* START *

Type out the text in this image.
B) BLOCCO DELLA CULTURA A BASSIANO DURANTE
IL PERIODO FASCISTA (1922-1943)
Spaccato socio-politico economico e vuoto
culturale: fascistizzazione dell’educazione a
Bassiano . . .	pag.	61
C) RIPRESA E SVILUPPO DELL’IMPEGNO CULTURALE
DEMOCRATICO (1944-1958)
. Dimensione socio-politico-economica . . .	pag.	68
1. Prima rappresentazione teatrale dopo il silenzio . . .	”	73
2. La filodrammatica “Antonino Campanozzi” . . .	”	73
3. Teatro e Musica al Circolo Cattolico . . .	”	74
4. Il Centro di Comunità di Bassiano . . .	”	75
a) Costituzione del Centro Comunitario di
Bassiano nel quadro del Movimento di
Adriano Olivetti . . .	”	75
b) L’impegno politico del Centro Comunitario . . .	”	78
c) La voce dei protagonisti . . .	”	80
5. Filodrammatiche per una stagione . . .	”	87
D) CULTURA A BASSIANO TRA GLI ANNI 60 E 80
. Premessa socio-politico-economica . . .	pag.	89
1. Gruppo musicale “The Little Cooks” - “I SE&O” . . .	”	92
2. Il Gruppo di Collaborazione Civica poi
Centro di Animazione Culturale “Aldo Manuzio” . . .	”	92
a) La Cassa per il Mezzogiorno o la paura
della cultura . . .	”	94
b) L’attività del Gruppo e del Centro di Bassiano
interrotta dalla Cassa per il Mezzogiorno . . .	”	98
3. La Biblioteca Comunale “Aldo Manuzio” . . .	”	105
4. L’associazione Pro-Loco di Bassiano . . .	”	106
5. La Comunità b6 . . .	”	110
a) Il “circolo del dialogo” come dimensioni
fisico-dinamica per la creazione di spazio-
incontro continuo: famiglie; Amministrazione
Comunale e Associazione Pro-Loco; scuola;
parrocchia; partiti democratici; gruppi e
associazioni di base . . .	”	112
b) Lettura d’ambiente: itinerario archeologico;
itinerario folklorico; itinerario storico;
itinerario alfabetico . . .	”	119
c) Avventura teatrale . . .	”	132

* END *

> _WRITTEN TASK_
Your task is to output all of the data above word for word.

> _SOLUTION TO THIS PROBLEM_
Type out the text in this image.
B) BLOCCO DELLA CULTURA A BASSIANO DURANTE
IL PERIODO FASCISTA (1922-1943)
Spaccato socio-politico economico e vuoto
culturale: fascistizzazione dell’educazione a
Bassiano . . .	pag.	61
C) RIPRESA E SVILUPPO DELL’IMPEGNO CULTURALE
DEMOCRATICO (1944-1958)
. Dimensione socio-politico-economica . . .	pag.	68
1. Prima rappresentazione teatrale dopo il silenzio . . .	”	73
2. La filodrammatica “Antonino Campanozzi” . . .	”	73
3. Teatro e Musica al Circolo Cattolico . . .	”	74
4. Il Centro di Comunità di Bassiano . . .	”	75
a) Costituzione del Centro Comunitario di
Bassiano nel quadro del Movimento di
Adriano Olivetti . . .	”	75
b) L’impegno politico del Centro Comunitario . . .	”	78
c) La voce dei protagonisti . . .	”	80
5. Filodrammatiche per una stagione . . .	”	87
D) CULTURA A BASSIANO TRA GLI ANNI 60 E 80
. Premessa socio-politico-economica . . .	pag.	89
1. Gruppo musicale “The Little Cooks” - “I SE&O” . . .	”	92
2. Il Gruppo di Collaborazione Civica poi
Centro di Animazione Culturale “Aldo Manuzio” . . .	”	92
a) La Cassa per il Mezzogiorno o la paura
della cultura . . .	”	94
b) L’attività del Gruppo e del Centro di Bassiano
interrotta dalla Cassa per il Mezzogiorno . . .	”	98
3. La Biblioteca Comunale “Aldo Manuzio” . . .	”	105
4. L’associazione Pro-Loco di Bassiano . . .	”	106
5. La Comunità b6 . . .	”	110
a) Il “circolo del dialogo” come dimensioni
fisico-dinamica per la creazione di spazio-
incontro continuo: famiglie; Amministrazione
Comunale e Associazione Pro-Loco; scuola;
parrocchia; partiti democratici; gruppi e
associazioni di base . . .	”	112
b) Lettura d’ambiente: itinerario archeologico;
itinerario folklorico; itinerario storico;
itinerario alfabetico . . .	”	119
c) Avventura teatrale . . .	”	132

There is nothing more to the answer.